### The task
Take every line from the material that has the word "name" in it.

### Excerpted data
>> Start
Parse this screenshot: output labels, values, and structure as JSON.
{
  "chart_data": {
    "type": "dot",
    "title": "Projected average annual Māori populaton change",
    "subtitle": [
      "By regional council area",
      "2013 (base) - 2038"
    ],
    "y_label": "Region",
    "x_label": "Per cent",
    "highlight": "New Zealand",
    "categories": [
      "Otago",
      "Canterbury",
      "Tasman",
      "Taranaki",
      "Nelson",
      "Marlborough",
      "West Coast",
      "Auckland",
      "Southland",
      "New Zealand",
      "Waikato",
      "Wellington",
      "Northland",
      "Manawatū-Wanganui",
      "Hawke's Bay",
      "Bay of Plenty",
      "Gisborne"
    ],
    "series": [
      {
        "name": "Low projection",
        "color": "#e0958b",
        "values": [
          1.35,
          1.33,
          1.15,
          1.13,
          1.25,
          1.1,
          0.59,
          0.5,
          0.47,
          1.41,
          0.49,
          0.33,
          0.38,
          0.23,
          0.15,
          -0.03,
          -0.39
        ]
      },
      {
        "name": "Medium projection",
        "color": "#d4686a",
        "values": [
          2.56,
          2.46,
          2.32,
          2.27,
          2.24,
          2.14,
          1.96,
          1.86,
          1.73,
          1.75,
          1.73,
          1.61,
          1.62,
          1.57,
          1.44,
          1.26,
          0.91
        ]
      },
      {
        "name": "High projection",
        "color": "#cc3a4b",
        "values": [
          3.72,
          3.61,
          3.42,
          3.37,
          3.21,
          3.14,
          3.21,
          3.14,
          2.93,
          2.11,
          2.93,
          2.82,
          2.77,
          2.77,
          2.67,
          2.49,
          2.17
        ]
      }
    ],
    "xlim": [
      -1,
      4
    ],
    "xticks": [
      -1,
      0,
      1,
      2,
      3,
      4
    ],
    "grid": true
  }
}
>> End
### Result
        "name": "Low projection",
        "name": "Medium projection",
        "name": "High projection",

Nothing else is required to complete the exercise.